What you should do: Copy all lines of the listing that include the string "izquierda".

Extracted records
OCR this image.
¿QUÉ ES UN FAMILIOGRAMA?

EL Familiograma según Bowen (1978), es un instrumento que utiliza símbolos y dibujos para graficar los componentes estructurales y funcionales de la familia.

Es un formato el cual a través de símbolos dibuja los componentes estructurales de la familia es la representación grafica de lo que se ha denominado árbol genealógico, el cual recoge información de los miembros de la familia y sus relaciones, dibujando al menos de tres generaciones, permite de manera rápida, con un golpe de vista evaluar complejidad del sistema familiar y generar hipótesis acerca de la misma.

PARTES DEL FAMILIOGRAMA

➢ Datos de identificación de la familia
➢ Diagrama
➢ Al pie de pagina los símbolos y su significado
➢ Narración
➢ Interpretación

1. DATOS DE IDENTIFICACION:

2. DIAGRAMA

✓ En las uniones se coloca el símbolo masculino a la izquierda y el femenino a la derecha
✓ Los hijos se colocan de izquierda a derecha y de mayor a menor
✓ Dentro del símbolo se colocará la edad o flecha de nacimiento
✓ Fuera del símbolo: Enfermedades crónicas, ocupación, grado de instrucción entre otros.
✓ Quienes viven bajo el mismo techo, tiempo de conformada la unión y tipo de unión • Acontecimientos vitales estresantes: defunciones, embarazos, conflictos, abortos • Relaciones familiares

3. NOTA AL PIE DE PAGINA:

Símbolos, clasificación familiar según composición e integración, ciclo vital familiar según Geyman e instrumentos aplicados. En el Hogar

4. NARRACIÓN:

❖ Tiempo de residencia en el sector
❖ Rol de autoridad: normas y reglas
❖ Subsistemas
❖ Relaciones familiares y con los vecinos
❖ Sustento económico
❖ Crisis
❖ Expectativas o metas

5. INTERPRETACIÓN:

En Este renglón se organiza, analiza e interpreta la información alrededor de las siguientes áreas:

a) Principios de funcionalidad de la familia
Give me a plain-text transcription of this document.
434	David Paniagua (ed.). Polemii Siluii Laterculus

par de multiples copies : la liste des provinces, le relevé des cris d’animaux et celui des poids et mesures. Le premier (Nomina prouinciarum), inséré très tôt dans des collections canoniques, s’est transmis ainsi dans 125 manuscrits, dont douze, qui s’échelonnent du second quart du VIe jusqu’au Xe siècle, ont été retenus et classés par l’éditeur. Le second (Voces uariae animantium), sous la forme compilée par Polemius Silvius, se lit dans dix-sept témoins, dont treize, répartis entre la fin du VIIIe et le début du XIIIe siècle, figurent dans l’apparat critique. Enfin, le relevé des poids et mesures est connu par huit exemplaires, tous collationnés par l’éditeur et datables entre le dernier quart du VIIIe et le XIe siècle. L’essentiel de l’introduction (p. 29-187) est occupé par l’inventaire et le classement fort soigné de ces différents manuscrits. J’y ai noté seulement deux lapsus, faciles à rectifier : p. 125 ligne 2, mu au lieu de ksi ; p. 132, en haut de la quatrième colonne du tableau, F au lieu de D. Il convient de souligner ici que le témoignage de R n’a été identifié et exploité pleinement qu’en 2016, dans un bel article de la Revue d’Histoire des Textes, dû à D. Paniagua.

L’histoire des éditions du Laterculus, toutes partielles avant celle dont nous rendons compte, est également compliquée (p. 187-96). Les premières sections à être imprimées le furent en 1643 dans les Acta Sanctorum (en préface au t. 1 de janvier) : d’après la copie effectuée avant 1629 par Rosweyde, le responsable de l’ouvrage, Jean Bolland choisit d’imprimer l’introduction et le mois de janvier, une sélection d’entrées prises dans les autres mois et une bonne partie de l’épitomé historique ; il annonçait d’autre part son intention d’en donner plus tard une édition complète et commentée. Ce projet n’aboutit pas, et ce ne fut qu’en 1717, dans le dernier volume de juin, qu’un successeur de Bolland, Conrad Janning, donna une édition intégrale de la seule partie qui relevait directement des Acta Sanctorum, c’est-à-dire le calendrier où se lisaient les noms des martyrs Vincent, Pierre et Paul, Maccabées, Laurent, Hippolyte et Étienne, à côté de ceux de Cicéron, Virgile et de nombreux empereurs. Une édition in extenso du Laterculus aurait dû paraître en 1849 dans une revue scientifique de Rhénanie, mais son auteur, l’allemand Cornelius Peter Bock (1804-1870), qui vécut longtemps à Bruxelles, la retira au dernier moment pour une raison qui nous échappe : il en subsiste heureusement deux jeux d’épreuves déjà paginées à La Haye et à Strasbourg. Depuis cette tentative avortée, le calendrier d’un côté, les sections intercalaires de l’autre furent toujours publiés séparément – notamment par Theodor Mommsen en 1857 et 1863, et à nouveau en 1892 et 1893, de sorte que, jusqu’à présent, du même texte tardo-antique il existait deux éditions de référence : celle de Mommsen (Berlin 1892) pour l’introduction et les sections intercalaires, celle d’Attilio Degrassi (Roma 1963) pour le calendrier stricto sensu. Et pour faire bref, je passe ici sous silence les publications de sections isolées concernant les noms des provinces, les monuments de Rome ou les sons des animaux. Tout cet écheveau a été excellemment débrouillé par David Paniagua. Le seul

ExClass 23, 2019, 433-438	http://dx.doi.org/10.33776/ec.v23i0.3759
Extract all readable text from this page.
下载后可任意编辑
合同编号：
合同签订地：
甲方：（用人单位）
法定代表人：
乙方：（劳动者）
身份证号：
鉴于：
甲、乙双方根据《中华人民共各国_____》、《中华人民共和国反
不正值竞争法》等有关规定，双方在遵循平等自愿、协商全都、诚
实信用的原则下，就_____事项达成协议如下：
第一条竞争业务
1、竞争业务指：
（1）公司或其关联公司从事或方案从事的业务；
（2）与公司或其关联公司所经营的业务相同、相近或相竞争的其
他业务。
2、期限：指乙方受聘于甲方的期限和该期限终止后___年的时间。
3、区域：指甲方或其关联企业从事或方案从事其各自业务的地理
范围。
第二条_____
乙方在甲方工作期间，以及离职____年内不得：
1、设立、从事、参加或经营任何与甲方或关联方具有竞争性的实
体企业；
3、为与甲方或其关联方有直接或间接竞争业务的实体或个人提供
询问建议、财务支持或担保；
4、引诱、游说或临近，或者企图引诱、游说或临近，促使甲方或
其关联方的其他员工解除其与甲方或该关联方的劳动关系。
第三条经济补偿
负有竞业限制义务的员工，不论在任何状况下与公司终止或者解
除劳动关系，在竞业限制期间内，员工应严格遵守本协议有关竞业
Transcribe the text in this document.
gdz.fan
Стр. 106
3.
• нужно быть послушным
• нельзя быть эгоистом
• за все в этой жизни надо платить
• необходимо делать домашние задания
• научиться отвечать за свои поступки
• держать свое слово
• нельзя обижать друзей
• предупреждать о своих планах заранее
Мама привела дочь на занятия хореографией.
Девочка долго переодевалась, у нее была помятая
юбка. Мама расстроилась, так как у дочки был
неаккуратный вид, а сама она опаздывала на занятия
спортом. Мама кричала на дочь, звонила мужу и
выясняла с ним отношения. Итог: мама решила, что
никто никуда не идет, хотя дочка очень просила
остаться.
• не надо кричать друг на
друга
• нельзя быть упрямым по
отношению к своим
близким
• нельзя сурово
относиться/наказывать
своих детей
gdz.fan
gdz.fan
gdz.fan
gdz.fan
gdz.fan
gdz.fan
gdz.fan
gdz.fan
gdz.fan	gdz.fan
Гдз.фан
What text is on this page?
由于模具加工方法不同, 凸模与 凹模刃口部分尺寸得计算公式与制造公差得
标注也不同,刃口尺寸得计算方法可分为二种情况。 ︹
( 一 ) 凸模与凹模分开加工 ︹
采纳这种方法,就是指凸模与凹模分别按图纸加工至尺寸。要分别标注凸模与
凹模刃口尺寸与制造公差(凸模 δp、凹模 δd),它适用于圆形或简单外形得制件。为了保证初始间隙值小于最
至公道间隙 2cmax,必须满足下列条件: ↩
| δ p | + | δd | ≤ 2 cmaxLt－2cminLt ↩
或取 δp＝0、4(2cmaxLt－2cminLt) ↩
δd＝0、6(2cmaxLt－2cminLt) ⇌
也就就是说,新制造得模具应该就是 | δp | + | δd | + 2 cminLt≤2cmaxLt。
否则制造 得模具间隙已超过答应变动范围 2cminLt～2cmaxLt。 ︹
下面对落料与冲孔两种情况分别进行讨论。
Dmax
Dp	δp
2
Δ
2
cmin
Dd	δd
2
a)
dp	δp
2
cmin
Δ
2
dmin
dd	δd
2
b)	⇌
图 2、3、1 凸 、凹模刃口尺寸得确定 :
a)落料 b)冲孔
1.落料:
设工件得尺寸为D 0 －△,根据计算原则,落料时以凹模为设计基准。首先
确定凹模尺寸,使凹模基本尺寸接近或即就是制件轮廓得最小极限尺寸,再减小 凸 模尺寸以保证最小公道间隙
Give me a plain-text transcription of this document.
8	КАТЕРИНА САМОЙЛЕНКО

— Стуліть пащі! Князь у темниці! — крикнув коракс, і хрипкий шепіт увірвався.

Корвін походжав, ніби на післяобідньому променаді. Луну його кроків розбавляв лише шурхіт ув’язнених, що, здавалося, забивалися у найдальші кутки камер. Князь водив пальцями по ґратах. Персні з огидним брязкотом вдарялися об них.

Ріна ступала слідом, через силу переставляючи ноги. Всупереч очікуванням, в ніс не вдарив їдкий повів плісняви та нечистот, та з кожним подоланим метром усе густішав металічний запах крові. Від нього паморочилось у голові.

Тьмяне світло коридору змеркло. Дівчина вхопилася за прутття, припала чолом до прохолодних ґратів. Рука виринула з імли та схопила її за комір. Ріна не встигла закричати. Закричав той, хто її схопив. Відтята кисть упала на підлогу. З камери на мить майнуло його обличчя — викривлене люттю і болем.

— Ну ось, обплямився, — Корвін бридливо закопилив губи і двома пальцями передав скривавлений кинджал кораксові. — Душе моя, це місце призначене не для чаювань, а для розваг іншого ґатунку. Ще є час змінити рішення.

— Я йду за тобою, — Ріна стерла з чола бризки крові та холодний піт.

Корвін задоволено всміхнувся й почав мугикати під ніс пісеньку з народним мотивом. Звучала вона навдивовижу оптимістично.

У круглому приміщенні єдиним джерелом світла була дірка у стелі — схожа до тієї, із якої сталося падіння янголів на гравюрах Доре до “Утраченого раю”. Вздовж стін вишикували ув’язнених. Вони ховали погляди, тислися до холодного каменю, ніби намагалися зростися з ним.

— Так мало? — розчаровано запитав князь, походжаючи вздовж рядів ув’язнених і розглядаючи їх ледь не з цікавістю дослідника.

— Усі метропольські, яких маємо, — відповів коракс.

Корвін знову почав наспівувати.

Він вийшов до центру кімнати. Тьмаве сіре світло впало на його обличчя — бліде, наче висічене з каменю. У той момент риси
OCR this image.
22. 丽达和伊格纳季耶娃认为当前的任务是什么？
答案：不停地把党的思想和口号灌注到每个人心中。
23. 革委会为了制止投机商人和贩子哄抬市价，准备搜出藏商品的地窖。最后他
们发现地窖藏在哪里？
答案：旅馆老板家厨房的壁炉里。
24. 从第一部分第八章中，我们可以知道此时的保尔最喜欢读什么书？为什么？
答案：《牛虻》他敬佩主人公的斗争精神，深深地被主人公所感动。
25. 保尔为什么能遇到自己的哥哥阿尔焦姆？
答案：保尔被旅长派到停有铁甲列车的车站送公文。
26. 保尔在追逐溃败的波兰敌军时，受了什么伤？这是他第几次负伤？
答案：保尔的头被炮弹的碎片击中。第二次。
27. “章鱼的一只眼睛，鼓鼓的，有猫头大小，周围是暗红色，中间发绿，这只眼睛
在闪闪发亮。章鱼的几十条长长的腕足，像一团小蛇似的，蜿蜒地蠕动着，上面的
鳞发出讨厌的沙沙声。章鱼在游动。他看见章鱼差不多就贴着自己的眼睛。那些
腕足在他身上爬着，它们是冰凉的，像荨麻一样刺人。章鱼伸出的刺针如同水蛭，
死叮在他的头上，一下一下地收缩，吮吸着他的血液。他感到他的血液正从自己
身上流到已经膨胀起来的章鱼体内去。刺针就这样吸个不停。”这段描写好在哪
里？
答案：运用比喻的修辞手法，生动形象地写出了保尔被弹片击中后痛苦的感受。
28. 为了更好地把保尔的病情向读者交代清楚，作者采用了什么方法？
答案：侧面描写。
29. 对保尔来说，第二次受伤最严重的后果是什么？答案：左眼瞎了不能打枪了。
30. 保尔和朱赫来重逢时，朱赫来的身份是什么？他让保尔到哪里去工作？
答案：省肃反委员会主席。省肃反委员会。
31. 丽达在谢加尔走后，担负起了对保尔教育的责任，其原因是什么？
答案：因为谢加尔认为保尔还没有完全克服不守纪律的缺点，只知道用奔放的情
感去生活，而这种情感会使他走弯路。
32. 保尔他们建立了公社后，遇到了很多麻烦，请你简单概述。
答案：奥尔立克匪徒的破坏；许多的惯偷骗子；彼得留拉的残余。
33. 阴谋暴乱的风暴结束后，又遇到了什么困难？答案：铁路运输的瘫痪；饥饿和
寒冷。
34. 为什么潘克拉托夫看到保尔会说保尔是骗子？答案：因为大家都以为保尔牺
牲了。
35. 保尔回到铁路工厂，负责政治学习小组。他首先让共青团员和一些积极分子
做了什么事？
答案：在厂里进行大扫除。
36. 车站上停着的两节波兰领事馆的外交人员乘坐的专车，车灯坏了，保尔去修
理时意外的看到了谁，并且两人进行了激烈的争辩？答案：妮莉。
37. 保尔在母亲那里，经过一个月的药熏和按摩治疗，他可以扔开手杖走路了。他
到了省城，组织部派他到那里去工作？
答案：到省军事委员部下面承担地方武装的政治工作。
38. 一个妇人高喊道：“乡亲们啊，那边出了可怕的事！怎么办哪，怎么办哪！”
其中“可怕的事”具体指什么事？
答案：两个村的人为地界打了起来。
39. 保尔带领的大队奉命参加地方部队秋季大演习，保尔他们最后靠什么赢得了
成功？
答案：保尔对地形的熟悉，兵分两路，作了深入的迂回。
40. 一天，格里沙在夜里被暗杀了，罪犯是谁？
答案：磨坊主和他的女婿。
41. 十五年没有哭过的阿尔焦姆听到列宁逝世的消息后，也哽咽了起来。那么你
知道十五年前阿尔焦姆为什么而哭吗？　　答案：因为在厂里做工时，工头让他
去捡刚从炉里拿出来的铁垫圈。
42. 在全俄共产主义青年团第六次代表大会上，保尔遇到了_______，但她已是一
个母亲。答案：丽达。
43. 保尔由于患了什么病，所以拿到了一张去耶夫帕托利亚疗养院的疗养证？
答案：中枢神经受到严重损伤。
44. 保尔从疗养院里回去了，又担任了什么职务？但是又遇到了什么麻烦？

Exercise solution:
✓ En las uniones se coloca el símbolo masculino a la izquierda y el femenino a la derecha
✓ Los hijos se colocan de izquierda a derecha y de mayor a menor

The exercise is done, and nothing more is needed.